_GIVEN ENTRIES_
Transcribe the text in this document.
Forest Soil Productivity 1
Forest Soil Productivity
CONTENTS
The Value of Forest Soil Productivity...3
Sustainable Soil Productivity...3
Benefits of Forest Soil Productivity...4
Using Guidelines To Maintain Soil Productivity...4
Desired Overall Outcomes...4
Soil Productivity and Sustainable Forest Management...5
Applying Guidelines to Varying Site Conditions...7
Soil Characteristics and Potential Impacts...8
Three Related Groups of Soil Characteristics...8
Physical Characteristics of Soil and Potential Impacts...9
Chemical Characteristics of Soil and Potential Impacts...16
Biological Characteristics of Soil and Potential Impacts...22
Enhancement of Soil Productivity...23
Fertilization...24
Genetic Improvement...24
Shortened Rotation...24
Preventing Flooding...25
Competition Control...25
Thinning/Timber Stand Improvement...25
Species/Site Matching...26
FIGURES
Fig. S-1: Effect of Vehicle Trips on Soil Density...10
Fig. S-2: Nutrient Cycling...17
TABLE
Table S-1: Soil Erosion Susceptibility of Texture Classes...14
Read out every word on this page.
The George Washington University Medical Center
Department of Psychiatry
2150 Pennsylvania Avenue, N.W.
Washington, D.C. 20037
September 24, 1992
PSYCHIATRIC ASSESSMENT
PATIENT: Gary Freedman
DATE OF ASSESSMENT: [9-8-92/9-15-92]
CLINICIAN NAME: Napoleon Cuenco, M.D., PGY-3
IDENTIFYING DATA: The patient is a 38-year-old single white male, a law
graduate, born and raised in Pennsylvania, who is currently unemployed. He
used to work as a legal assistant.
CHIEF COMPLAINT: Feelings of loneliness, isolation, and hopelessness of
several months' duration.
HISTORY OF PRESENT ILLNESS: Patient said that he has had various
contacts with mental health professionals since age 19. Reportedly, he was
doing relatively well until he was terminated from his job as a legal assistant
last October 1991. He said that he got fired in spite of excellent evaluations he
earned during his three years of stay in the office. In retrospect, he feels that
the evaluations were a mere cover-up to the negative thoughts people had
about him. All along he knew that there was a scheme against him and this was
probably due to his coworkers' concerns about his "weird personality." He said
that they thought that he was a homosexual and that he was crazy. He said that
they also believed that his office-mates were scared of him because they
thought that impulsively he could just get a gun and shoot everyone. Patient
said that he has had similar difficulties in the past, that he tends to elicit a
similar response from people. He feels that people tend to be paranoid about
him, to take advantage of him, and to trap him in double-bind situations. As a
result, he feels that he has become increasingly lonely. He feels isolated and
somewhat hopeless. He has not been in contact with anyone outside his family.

_AIM_
Recopy the whole listing exactly.

_SOLUTION TO THE PROBLEM_
Transcribe the text in this document.
Forest Soil Productivity 1
Forest Soil Productivity
CONTENTS
The Value of Forest Soil Productivity...3
Sustainable Soil Productivity...3
Benefits of Forest Soil Productivity...4
Using Guidelines To Maintain Soil Productivity...4
Desired Overall Outcomes...4
Soil Productivity and Sustainable Forest Management...5
Applying Guidelines to Varying Site Conditions...7
Soil Characteristics and Potential Impacts...8
Three Related Groups of Soil Characteristics...8
Physical Characteristics of Soil and Potential Impacts...9
Chemical Characteristics of Soil and Potential Impacts...16
Biological Characteristics of Soil and Potential Impacts...22
Enhancement of Soil Productivity...23
Fertilization...24
Genetic Improvement...24
Shortened Rotation...24
Preventing Flooding...25
Competition Control...25
Thinning/Timber Stand Improvement...25
Species/Site Matching...26
FIGURES
Fig. S-1: Effect of Vehicle Trips on Soil Density...10
Fig. S-2: Nutrient Cycling...17
TABLE
Table S-1: Soil Erosion Susceptibility of Texture Classes...14
Read out every word on this page.
The George Washington University Medical Center
Department of Psychiatry
2150 Pennsylvania Avenue, N.W.
Washington, D.C. 20037
September 24, 1992
PSYCHIATRIC ASSESSMENT
PATIENT: Gary Freedman
DATE OF ASSESSMENT: [9-8-92/9-15-92]
CLINICIAN NAME: Napoleon Cuenco, M.D., PGY-3
IDENTIFYING DATA: The patient is a 38-year-old single white male, a law
graduate, born and raised in Pennsylvania, who is currently unemployed. He
used to work as a legal assistant.
CHIEF COMPLAINT: Feelings of loneliness, isolation, and hopelessness of
several months' duration.
HISTORY OF PRESENT ILLNESS: Patient said that he has had various
contacts with mental health professionals since age 19. Reportedly, he was
doing relatively well until he was terminated from his job as a legal assistant
last October 1991. He said that he got fired in spite of excellent evaluations he
earned during his three years of stay in the office. In retrospect, he feels that
the evaluations were a mere cover-up to the negative thoughts people had
about him. All along he knew that there was a scheme against him and this was
probably due to his coworkers' concerns about his "weird personality." He said
that they thought that he was a homosexual and that he was crazy. He said that
they also believed that his office-mates were scared of him because they
thought that impulsively he could just get a gun and shoot everyone. Patient
said that he has had similar difficulties in the past, that he tends to elicit a
similar response from people. He feels that people tend to be paranoid about
him, to take advantage of him, and to trap him in double-bind situations. As a
result, he feels that he has become increasingly lonely. He feels isolated and
somewhat hopeless. He has not been in contact with anyone outside his family.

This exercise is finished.